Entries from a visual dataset
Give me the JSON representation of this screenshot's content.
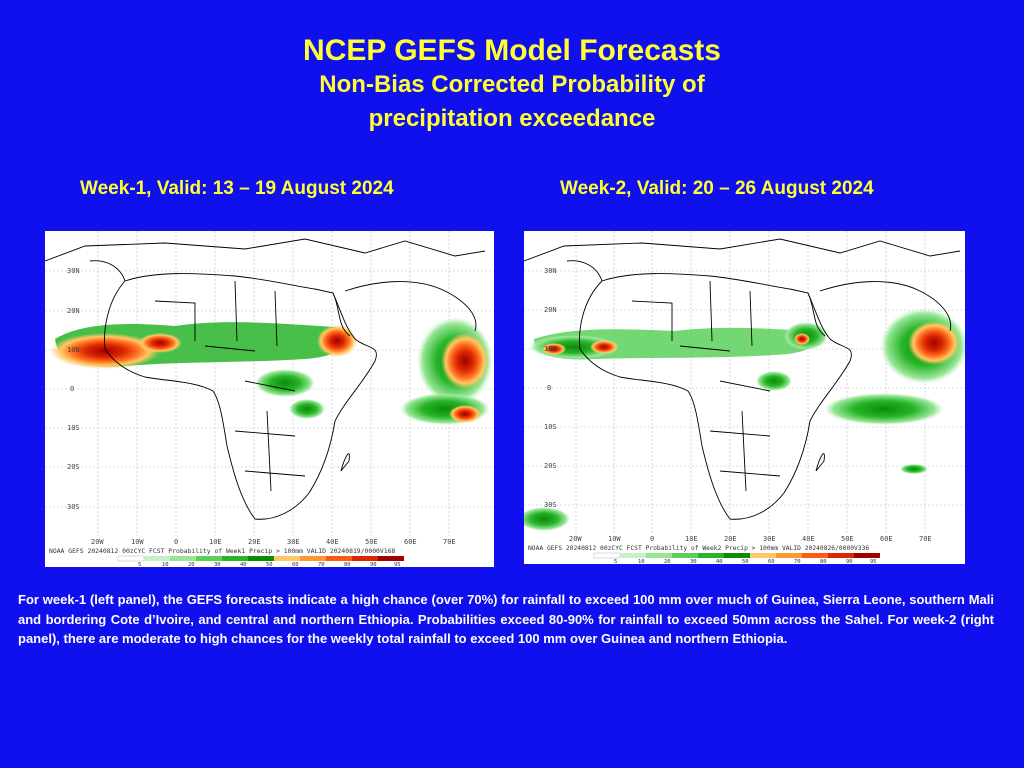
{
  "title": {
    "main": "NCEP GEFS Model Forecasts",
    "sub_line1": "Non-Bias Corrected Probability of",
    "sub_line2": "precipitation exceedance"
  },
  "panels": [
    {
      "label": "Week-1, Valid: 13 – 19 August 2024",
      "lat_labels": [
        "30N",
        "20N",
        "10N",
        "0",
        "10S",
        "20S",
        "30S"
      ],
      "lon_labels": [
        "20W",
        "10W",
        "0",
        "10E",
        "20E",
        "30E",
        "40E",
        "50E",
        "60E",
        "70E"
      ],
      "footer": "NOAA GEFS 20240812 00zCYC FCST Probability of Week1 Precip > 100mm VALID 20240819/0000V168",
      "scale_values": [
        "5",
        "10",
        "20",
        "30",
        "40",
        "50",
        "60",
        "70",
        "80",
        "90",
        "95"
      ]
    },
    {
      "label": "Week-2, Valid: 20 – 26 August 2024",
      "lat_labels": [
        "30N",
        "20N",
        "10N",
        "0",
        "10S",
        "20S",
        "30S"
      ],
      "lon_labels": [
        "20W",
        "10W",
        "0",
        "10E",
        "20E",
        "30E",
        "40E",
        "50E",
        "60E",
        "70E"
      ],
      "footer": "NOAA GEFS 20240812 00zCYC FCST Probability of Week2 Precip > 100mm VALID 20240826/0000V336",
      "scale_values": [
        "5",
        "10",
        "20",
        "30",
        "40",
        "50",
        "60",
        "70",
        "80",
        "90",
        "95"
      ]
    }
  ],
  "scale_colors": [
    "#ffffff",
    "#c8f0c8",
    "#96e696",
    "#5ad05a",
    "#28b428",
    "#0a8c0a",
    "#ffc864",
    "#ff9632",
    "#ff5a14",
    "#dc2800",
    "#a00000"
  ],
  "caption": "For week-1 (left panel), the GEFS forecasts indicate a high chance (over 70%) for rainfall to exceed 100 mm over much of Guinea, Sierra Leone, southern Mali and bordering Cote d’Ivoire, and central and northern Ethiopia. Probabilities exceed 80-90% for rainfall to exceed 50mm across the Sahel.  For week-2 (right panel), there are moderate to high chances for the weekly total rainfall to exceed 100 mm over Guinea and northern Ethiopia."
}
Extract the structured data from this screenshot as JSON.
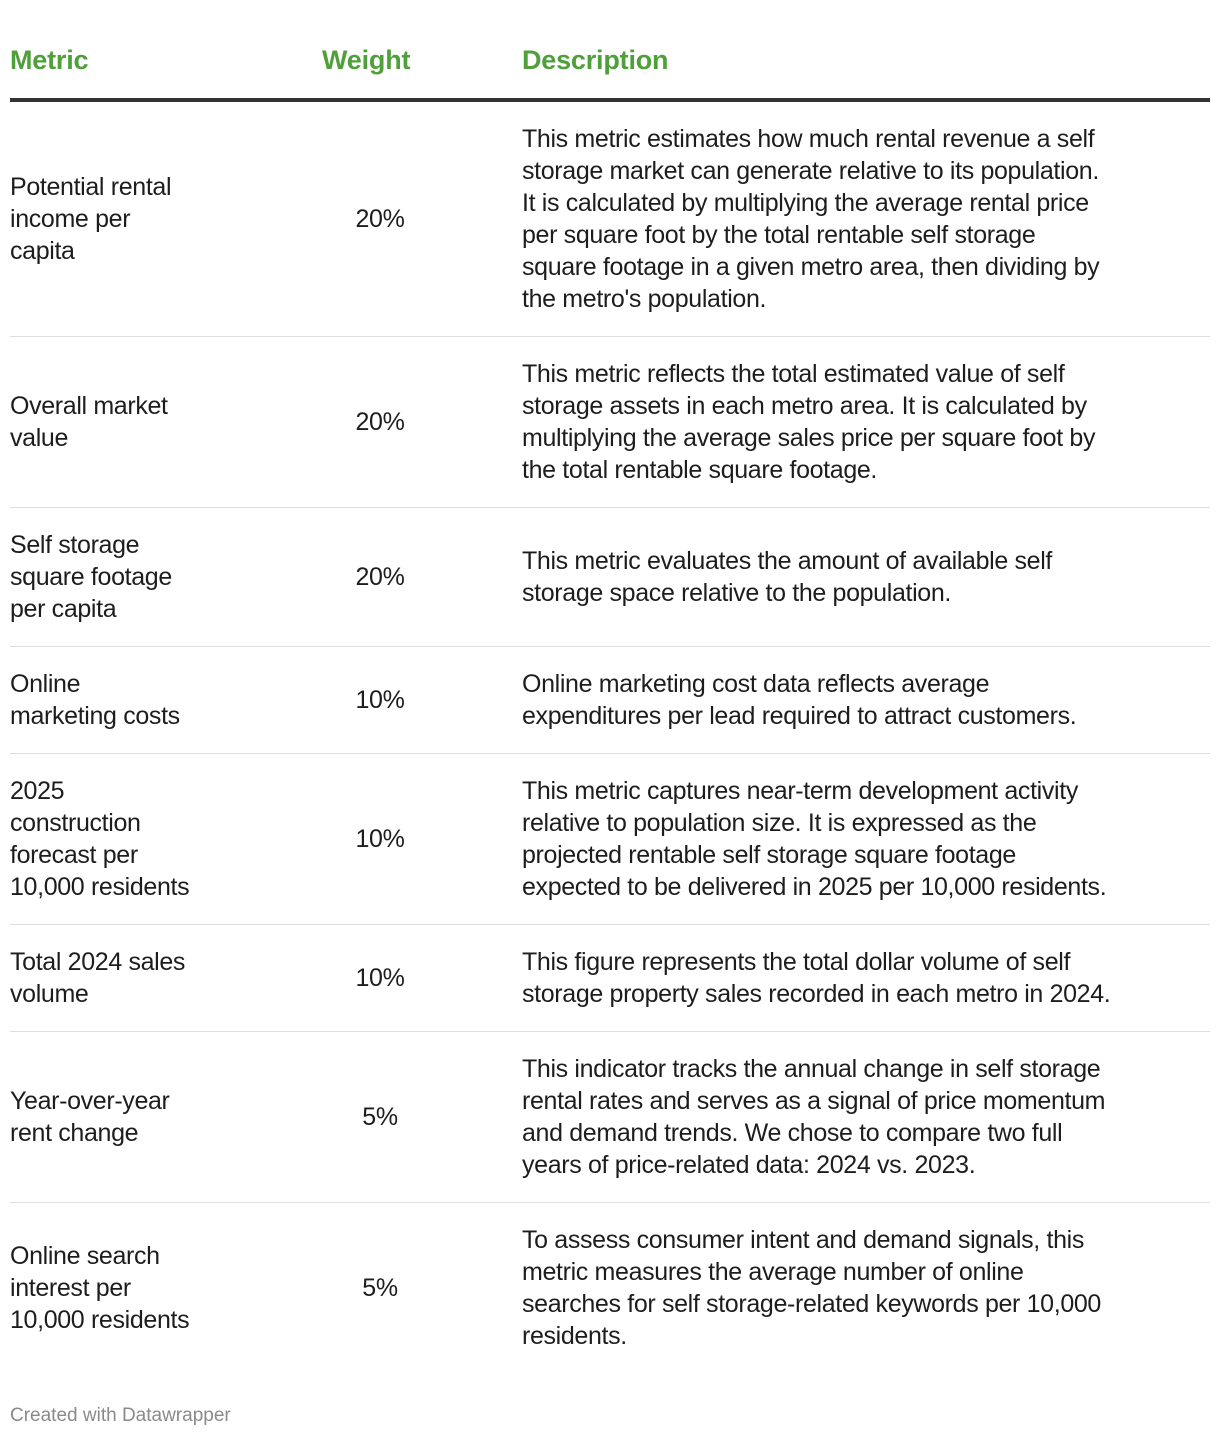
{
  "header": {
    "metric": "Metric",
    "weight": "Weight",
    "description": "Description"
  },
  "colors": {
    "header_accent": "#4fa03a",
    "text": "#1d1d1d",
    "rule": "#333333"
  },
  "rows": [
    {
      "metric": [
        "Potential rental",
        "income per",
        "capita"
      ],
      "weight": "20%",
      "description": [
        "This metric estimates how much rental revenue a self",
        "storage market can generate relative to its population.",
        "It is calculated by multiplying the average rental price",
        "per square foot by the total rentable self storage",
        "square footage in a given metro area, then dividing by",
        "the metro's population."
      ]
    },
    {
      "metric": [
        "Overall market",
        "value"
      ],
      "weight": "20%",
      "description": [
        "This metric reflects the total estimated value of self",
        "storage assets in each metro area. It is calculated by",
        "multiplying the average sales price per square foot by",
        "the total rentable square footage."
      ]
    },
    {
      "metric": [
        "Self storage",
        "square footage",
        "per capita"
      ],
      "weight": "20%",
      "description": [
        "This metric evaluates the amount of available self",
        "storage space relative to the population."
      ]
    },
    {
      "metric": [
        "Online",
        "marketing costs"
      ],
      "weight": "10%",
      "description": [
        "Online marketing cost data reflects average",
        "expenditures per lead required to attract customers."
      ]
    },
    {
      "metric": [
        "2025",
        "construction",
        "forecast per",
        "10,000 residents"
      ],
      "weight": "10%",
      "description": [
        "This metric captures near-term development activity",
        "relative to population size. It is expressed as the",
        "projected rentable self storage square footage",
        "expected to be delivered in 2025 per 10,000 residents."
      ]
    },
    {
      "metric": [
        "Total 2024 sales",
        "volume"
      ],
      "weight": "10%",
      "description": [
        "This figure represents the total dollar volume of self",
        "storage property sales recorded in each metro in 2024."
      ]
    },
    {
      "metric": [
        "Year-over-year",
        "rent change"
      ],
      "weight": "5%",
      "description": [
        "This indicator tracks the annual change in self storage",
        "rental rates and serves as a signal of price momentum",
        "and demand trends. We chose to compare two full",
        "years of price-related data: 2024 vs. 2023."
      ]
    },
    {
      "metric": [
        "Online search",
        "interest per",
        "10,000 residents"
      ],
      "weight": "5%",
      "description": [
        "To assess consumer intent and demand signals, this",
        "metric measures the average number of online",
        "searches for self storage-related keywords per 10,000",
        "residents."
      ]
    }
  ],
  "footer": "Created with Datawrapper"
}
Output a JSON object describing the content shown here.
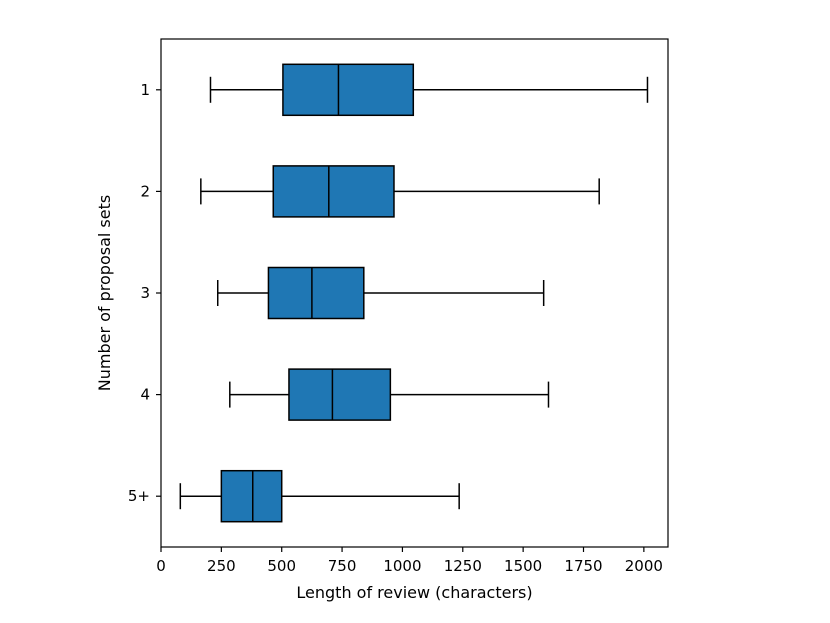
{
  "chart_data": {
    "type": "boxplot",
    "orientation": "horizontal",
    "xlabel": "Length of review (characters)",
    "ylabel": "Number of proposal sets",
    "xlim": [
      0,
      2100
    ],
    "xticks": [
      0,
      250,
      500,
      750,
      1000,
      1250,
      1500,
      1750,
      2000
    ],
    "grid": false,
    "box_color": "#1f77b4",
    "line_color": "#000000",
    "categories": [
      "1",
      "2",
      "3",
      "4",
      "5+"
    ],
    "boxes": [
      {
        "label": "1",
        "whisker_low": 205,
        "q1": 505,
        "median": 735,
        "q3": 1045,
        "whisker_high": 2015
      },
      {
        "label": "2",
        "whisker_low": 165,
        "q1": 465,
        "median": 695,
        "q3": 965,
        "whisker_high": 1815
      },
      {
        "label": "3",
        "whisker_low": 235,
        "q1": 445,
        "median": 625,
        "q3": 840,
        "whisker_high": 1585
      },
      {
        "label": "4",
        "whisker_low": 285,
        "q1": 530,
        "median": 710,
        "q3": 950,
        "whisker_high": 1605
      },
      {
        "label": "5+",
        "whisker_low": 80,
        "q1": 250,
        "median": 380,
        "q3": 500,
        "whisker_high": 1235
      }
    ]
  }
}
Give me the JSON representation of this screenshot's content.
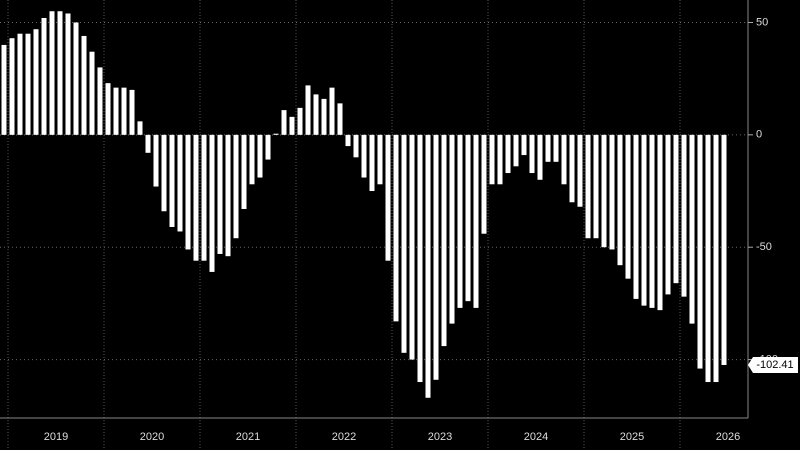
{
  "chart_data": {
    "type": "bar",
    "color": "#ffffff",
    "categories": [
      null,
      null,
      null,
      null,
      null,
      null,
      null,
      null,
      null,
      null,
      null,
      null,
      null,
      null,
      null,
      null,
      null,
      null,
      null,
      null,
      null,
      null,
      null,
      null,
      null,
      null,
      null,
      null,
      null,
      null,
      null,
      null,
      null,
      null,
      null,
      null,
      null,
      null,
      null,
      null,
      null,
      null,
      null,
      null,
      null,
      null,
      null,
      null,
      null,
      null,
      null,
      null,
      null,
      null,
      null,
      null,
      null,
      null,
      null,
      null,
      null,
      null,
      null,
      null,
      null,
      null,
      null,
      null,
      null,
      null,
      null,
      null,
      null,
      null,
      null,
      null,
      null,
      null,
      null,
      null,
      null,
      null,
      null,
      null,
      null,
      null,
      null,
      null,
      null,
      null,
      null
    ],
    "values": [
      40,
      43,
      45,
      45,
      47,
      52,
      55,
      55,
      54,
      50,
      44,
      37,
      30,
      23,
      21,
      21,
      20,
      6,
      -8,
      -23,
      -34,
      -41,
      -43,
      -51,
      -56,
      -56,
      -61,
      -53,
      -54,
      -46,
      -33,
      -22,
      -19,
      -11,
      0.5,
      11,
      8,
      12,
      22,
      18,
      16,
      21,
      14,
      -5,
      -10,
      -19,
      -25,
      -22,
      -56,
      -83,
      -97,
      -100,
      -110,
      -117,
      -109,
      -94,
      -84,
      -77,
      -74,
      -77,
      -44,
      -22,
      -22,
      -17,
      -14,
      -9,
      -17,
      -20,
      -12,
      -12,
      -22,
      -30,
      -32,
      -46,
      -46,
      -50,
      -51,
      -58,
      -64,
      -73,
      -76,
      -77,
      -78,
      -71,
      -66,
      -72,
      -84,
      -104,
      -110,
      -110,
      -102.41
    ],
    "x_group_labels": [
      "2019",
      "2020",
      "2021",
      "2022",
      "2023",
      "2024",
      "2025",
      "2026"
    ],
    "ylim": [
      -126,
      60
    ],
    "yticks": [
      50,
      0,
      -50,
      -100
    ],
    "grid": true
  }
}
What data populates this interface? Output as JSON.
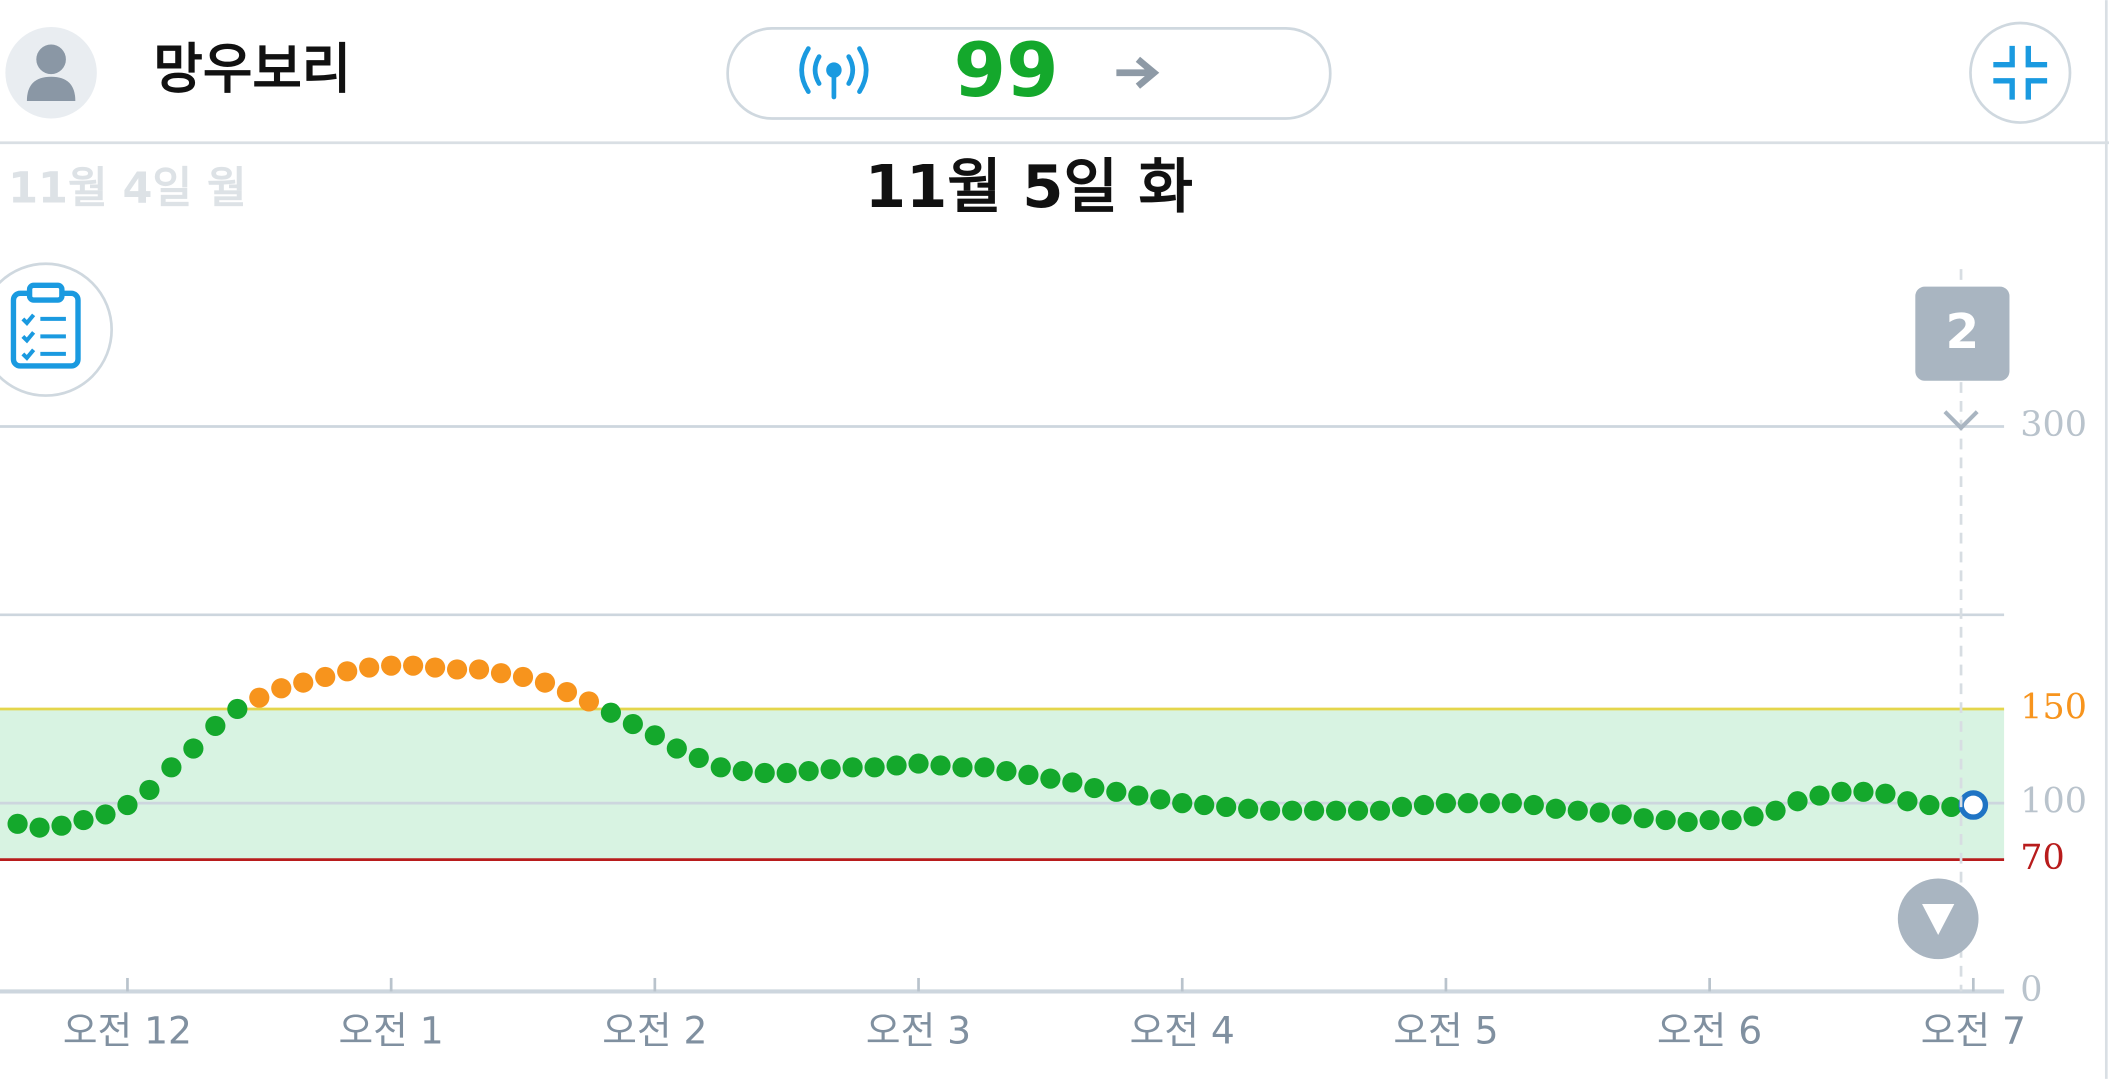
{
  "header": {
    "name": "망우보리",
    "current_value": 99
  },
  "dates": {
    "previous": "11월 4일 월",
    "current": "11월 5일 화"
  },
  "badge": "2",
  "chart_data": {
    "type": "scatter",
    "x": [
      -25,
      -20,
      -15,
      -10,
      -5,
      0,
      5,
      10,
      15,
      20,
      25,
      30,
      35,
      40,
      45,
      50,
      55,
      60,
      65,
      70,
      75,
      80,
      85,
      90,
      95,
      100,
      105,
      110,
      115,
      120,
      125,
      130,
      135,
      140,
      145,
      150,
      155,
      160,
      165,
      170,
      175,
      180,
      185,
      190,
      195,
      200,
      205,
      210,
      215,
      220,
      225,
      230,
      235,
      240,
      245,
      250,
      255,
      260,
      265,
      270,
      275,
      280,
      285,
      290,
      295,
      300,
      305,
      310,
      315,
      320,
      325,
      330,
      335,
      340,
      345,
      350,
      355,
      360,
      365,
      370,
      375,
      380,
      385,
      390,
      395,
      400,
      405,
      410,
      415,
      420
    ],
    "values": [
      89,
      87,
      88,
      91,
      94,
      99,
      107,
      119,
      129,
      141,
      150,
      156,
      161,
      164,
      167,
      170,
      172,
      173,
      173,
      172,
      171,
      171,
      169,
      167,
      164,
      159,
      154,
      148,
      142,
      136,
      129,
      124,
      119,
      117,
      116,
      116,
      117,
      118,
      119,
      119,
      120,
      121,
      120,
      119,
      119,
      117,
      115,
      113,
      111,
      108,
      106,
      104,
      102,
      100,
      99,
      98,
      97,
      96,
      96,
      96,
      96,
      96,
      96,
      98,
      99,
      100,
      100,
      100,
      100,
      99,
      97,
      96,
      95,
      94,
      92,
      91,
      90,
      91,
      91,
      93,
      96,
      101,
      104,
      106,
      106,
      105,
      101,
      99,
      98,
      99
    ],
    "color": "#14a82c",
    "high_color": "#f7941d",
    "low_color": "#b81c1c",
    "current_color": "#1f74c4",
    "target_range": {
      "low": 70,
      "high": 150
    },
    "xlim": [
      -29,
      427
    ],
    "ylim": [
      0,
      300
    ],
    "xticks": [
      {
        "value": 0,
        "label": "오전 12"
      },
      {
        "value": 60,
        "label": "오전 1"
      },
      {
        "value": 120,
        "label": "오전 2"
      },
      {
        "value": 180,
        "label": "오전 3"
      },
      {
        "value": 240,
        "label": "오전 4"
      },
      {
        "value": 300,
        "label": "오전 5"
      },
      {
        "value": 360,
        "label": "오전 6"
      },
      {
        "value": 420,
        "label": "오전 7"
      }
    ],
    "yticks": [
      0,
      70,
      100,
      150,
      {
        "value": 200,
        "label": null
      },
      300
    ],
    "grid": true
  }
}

● Stated problem:
Copy every line above that includes the string "rental".

● Full answer:
        "Potential rental",
        "This metric estimates how much rental revenue a self",
        "It is calculated by multiplying the average rental price",
        "rental rates and serves as a signal of price momentum",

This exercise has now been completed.